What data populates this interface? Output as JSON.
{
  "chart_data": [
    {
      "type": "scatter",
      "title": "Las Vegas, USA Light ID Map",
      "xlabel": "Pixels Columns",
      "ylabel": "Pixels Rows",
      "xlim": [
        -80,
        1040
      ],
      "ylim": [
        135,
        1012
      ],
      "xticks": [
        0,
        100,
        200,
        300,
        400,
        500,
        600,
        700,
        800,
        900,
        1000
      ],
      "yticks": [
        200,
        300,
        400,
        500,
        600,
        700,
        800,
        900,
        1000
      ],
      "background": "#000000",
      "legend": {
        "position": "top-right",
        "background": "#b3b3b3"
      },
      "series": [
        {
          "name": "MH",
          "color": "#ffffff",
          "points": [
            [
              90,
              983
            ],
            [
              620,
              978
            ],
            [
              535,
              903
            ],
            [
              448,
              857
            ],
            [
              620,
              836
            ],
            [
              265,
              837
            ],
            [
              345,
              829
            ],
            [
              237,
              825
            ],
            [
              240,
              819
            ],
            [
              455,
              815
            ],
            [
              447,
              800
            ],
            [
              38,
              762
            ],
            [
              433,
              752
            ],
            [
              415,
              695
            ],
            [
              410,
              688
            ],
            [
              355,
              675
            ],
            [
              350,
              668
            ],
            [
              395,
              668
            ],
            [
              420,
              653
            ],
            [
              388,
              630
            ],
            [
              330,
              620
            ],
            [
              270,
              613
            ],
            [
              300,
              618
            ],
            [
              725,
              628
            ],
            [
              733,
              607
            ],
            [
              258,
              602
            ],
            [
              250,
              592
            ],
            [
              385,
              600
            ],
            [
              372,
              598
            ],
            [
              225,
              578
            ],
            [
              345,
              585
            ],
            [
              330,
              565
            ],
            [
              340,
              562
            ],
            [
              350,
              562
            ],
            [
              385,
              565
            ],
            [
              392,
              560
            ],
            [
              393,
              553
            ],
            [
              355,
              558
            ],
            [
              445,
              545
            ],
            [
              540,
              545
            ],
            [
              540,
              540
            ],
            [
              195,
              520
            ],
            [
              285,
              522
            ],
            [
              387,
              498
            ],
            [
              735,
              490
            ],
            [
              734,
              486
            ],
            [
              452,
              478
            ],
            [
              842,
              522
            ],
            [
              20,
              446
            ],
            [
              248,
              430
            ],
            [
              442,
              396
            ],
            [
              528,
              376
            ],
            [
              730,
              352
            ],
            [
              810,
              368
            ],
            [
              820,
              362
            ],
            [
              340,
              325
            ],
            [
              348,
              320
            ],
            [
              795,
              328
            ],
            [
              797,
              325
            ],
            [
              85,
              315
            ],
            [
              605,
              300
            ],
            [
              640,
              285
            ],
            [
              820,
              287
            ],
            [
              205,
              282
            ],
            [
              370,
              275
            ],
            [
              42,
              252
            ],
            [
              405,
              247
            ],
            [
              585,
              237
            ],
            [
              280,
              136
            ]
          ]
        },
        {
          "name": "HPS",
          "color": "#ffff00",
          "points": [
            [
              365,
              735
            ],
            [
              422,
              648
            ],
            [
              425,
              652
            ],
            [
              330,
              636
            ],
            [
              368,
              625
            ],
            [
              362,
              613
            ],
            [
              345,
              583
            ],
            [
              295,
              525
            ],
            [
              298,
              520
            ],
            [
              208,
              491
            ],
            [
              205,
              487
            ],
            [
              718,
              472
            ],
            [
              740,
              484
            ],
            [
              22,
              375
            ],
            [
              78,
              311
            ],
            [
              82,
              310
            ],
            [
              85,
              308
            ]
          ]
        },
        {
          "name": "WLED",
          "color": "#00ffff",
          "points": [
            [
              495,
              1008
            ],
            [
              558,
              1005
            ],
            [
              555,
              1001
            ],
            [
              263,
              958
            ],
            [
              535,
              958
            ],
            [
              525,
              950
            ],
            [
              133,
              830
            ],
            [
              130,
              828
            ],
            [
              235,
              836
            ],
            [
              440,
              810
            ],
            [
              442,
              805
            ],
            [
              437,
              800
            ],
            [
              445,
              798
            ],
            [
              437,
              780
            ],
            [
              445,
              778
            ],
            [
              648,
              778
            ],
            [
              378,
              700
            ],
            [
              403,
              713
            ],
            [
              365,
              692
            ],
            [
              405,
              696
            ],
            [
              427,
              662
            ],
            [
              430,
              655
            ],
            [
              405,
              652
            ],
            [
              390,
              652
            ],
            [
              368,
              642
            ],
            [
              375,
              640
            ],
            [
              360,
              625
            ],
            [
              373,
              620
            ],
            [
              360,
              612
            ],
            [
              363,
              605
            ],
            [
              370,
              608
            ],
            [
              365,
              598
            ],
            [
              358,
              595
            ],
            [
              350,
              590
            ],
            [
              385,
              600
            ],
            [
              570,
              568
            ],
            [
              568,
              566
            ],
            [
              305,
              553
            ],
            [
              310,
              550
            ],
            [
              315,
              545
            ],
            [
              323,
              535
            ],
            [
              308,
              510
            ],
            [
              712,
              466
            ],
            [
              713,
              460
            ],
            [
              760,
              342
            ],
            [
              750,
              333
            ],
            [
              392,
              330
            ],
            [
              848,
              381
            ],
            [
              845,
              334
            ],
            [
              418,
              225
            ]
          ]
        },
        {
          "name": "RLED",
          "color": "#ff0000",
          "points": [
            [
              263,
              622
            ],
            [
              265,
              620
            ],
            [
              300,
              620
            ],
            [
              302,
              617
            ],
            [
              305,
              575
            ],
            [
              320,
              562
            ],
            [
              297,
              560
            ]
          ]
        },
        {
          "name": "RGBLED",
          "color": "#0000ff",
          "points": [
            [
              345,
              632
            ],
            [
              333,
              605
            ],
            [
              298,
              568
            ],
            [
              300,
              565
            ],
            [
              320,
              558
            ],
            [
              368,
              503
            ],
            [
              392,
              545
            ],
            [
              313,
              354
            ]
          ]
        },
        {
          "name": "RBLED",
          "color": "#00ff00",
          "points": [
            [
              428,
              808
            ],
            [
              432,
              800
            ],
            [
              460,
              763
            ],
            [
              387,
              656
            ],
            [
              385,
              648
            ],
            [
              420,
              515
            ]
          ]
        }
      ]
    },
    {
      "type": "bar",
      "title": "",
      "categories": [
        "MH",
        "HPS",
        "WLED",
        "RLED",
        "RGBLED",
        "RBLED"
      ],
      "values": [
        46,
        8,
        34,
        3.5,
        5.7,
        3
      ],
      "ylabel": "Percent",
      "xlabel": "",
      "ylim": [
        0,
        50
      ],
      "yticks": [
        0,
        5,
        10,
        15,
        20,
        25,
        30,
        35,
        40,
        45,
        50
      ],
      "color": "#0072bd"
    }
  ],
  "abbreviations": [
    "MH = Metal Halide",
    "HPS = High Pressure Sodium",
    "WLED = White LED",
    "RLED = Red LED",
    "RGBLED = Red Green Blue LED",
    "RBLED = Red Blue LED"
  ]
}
--------------------------------------------------
● PROBLEM TO WORK ON:
Identify each line of the material where the word "Pixels" shows up, and copy it.

● EXERCISE ANSWER:
      "xlabel": "Pixels Columns",
      "ylabel": "Pixels Rows",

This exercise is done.